[PROMPT]: Every entry must be copied word for word.

[Extracted records]

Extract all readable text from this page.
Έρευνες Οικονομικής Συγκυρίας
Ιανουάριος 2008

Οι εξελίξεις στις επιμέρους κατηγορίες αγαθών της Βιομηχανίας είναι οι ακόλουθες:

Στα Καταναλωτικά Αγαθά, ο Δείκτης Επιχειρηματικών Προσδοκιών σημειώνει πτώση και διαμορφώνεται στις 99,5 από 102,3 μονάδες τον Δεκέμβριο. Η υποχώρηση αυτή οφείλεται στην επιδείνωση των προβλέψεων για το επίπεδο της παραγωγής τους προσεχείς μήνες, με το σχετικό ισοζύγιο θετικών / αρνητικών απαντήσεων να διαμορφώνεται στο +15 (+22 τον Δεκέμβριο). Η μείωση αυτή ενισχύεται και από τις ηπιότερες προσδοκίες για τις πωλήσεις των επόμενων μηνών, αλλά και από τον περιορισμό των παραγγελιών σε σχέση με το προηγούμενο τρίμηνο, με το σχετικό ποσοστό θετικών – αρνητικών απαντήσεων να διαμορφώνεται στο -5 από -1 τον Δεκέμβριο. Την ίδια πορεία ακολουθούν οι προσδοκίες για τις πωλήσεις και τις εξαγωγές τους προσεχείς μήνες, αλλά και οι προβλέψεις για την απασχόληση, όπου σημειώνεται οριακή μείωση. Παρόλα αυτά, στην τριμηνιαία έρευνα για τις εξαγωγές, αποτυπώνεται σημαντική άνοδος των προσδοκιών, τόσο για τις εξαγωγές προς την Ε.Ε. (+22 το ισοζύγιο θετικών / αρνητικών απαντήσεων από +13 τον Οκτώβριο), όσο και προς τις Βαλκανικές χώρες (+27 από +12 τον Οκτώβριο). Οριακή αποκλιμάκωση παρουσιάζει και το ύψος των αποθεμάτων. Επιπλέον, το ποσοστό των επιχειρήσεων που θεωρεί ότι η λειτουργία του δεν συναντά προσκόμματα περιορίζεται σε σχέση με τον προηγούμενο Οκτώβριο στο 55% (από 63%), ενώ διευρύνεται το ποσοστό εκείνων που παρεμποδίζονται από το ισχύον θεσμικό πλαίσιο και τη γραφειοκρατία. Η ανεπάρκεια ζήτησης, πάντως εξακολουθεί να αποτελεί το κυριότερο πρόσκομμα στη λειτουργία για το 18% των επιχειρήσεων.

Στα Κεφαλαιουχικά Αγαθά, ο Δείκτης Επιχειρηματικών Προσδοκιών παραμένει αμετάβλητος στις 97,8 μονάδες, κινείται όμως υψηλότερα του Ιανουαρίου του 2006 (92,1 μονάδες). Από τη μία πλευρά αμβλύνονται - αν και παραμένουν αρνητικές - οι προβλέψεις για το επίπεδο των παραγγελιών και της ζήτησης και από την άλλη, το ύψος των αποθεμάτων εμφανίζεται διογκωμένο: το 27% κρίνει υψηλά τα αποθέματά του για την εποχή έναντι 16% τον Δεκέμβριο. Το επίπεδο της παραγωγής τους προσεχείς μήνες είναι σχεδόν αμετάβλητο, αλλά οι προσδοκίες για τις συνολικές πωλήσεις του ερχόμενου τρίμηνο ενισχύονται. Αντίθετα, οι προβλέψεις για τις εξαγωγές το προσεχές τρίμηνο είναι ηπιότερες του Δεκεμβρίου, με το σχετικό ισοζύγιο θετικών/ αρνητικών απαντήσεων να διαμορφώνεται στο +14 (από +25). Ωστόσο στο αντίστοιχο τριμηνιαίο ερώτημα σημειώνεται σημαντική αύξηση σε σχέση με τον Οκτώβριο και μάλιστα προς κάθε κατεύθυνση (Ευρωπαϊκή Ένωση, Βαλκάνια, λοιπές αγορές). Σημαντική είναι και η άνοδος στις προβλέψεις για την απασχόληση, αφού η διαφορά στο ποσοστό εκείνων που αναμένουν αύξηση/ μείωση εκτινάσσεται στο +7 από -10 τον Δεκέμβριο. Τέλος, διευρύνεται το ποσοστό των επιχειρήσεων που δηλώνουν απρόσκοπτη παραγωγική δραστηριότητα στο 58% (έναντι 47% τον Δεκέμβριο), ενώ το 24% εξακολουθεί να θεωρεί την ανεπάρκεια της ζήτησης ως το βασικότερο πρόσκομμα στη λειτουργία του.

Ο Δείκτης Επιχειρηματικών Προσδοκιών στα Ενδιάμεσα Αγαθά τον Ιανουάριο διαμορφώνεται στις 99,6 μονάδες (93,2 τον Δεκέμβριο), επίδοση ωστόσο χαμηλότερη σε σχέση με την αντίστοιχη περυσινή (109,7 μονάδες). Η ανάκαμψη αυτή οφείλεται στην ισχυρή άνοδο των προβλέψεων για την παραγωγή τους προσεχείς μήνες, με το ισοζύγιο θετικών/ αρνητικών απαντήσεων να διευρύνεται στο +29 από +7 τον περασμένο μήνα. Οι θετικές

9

[REPLY TO THE EXERCISE]:
Extract all readable text from this page.
Έρευνες Οικονομικής Συγκυρίας
Ιανουάριος 2008

Οι εξελίξεις στις επιμέρους κατηγορίες αγαθών της Βιομηχανίας είναι οι ακόλουθες:

Στα Καταναλωτικά Αγαθά, ο Δείκτης Επιχειρηματικών Προσδοκιών σημειώνει πτώση και διαμορφώνεται στις 99,5 από 102,3 μονάδες τον Δεκέμβριο. Η υποχώρηση αυτή οφείλεται στην επιδείνωση των προβλέψεων για το επίπεδο της παραγωγής τους προσεχείς μήνες, με το σχετικό ισοζύγιο θετικών / αρνητικών απαντήσεων να διαμορφώνεται στο +15 (+22 τον Δεκέμβριο). Η μείωση αυτή ενισχύεται και από τις ηπιότερες προσδοκίες για τις πωλήσεις των επόμενων μηνών, αλλά και από τον περιορισμό των παραγγελιών σε σχέση με το προηγούμενο τρίμηνο, με το σχετικό ποσοστό θετικών – αρνητικών απαντήσεων να διαμορφώνεται στο -5 από -1 τον Δεκέμβριο. Την ίδια πορεία ακολουθούν οι προσδοκίες για τις πωλήσεις και τις εξαγωγές τους προσεχείς μήνες, αλλά και οι προβλέψεις για την απασχόληση, όπου σημειώνεται οριακή μείωση. Παρόλα αυτά, στην τριμηνιαία έρευνα για τις εξαγωγές, αποτυπώνεται σημαντική άνοδος των προσδοκιών, τόσο για τις εξαγωγές προς την Ε.Ε. (+22 το ισοζύγιο θετικών / αρνητικών απαντήσεων από +13 τον Οκτώβριο), όσο και προς τις Βαλκανικές χώρες (+27 από +12 τον Οκτώβριο). Οριακή αποκλιμάκωση παρουσιάζει και το ύψος των αποθεμάτων. Επιπλέον, το ποσοστό των επιχειρήσεων που θεωρεί ότι η λειτουργία του δεν συναντά προσκόμματα περιορίζεται σε σχέση με τον προηγούμενο Οκτώβριο στο 55% (από 63%), ενώ διευρύνεται το ποσοστό εκείνων που παρεμποδίζονται από το ισχύον θεσμικό πλαίσιο και τη γραφειοκρατία. Η ανεπάρκεια ζήτησης, πάντως εξακολουθεί να αποτελεί το κυριότερο πρόσκομμα στη λειτουργία για το 18% των επιχειρήσεων.

Στα Κεφαλαιουχικά Αγαθά, ο Δείκτης Επιχειρηματικών Προσδοκιών παραμένει αμετάβλητος στις 97,8 μονάδες, κινείται όμως υψηλότερα του Ιανουαρίου του 2006 (92,1 μονάδες). Από τη μία πλευρά αμβλύνονται - αν και παραμένουν αρνητικές - οι προβλέψεις για το επίπεδο των παραγγελιών και της ζήτησης και από την άλλη, το ύψος των αποθεμάτων εμφανίζεται διογκωμένο: το 27% κρίνει υψηλά τα αποθέματά του για την εποχή έναντι 16% τον Δεκέμβριο. Το επίπεδο της παραγωγής τους προσεχείς μήνες είναι σχεδόν αμετάβλητο, αλλά οι προσδοκίες για τις συνολικές πωλήσεις του ερχόμενου τρίμηνο ενισχύονται. Αντίθετα, οι προβλέψεις για τις εξαγωγές το προσεχές τρίμηνο είναι ηπιότερες του Δεκεμβρίου, με το σχετικό ισοζύγιο θετικών/ αρνητικών απαντήσεων να διαμορφώνεται στο +14 (από +25). Ωστόσο στο αντίστοιχο τριμηνιαίο ερώτημα σημειώνεται σημαντική αύξηση σε σχέση με τον Οκτώβριο και μάλιστα προς κάθε κατεύθυνση (Ευρωπαϊκή Ένωση, Βαλκάνια, λοιπές αγορές). Σημαντική είναι και η άνοδος στις προβλέψεις για την απασχόληση, αφού η διαφορά στο ποσοστό εκείνων που αναμένουν αύξηση/ μείωση εκτινάσσεται στο +7 από -10 τον Δεκέμβριο. Τέλος, διευρύνεται το ποσοστό των επιχειρήσεων που δηλώνουν απρόσκοπτη παραγωγική δραστηριότητα στο 58% (έναντι 47% τον Δεκέμβριο), ενώ το 24% εξακολουθεί να θεωρεί την ανεπάρκεια της ζήτησης ως το βασικότερο πρόσκομμα στη λειτουργία του.

Ο Δείκτης Επιχειρηματικών Προσδοκιών στα Ενδιάμεσα Αγαθά τον Ιανουάριο διαμορφώνεται στις 99,6 μονάδες (93,2 τον Δεκέμβριο), επίδοση ωστόσο χαμηλότερη σε σχέση με την αντίστοιχη περυσινή (109,7 μονάδες). Η ανάκαμψη αυτή οφείλεται στην ισχυρή άνοδο των προβλέψεων για την παραγωγή τους προσεχείς μήνες, με το ισοζύγιο θετικών/ αρνητικών απαντήσεων να διευρύνεται στο +29 από +7 τον περασμένο μήνα. Οι θετικές

9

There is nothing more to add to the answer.